-- DOCUMENT EXCERPT --
__________

Top Executive: CEO Larry Ellison

Oracle is best known for its namesake relational database software that remains a foundational component for many IT organizations' data management and analysis systems. But Oracle today offers the entire big data stack, from the Exadata Database Machine and Big Data Appliance hardware, to data integration tools, and data warehousing and business intelligence software.

Showing that it's not stuck in the relational world, Oracle, Redwood Shores, Calif., recently unveiled Oracle NoSQL Database 3.0, a new release of the company's distributed key-value database with improved security, data center performance enhancements, and developer support for tabular data models.

Pivotal

Top Executive: CEO Paul Maritz

Pivotal is the big data joint venture between storage giant EMC and VMware. The goal, according to the company, is creation of software applications that leverage "big and fast data" on a single, cloud-independent platform.

Pivotal develops the Pivotal Chorus analytic productivity platform for searching, exploring and visualizing data. Also on the product line card is the Pivotal Greenplum MPP database, the Pivotal HD distribution of Hadoop with SQL query services, and the Pivotal Gemfire distributed data management platform.

Qubole

Top Executive: Co-Founder, CEO Ashish Thusoo

Qubole develops a Hadoop-based big data platform, the Qubole Data Service, which runs in the cloud. Last month the company added to its lineup Facebook's Presto-as-a-Service query engine that provides real-time SQL capabilities on Hadoop.

Expectations are high for this Mountain View, Calif.-based company: Founders Ashish Thusoo and Joydeep Sen Sarma built and ran Facebook's data service and scaled it to more than 25 petabytes. They also created the Apache Hive open-source data warehouse technology.

StackIQ

Top Executive: Co-Founder, CEO Tim McIntire

StackIQ markets software used to automate the deployment, provisioning and management of big data IT infrastructure, including Hadoop and NoSQL database clusters. The software supports the Cloudera, Hortonworks and MapR Hadoop distributions.

The La Jolla, Calif. company was founded in 2006.

Teradata

Top Executive: President, CEO Mike Koehler

Teradata is another company that could lay claim to the title "original big data company," having debuted its hardware/software data warehouse systems back in the 1980s (the Dayton, Ohio-based company was founded in 1979). Today the company supplies a broad range of products from the Teradata Data Warehouse Appliance, to database software, to marketing and analytic applications.

__________

-- WHAT NEEDS TO BE DONE --
Pick up the profiles of big data companies at their final sentence and continue them from there. The data that comes next is from a separate source.

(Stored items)
__________

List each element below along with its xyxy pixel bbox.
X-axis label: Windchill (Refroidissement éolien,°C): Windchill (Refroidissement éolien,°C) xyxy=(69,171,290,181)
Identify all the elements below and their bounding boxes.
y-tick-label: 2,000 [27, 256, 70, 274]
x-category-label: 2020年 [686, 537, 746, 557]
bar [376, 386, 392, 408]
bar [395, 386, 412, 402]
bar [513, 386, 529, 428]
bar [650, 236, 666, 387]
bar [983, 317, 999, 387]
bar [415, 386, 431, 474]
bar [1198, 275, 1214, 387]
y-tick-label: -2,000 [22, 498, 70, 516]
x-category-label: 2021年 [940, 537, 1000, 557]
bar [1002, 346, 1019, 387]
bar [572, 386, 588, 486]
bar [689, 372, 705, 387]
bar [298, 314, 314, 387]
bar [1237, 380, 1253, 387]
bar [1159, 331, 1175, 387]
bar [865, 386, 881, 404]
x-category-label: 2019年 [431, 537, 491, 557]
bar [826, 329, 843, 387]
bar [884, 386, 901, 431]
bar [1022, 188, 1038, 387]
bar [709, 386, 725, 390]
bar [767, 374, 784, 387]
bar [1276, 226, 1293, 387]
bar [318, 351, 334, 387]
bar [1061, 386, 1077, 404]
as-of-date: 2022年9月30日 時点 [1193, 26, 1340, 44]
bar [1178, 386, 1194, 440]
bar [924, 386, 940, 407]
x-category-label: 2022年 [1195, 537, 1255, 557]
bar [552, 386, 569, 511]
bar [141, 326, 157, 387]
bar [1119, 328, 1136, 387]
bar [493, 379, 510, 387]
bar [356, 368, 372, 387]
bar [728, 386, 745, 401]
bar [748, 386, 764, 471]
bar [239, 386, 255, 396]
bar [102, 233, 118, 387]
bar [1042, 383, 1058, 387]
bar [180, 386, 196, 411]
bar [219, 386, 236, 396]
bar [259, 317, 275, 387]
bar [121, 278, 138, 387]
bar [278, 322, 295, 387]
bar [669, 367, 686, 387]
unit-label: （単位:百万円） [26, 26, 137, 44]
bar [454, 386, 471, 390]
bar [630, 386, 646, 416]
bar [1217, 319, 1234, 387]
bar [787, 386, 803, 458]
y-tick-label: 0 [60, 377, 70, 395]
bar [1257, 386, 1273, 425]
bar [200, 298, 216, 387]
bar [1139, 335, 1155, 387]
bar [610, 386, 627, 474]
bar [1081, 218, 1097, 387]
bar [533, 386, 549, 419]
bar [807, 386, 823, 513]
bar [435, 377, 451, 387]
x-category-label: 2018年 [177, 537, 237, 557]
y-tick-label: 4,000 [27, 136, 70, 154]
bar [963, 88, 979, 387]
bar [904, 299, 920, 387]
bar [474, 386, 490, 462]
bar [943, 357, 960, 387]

__________

-- RESPONSE BOX --
Last month the company launched Teradata QueryGrid, which it called "the industry's most complete big data analytic solution." The software executes a single SQL query across multiple analysis engines and databases.

Treasure Data

Top Executive: Founder, CEO Hiro Yoshikawa

Treasure Data offers a cloud-based data warehouse (data analytics Platform-as-a-Service) that operates on a subscription model. The idea is to provide sophisticated data warehouse capabilities to businesses without the huge costs and development times associated with on-premise systems.

The Mountain View, Calif.-based company was founded in 2011 and launched its service in 2012. Last year the company raised $5 million in Series A financing.

Xplenty

Top Executive: Co-Founder, CEO Yaniv Mor

Xplenty offers a cloud-based data integration service running on Hadoop, providing an alternative to using on-premise data ETL (extract, transform, load) tools to integrate structured and unstructured data. The startup is also competing against Amazon's Elastic Map Reduce Service.

The company, based in Tel Aviv, Israel, with a U.S. office in San Francisco, was founded in 2011.

Zettaset

Top Executive: President, CEO Jim Vogt

Zettaset is the creator of Orchestrator, software that businesses use to manage and secure their Hadoop big data clusters. The Mountain View, Calif.-based company was launched in 2009.

In February Zettaset said it had been granted a patent for its "split brain resistant fail-over" in high availability technology for Hadoop, a core component of Orchestrator.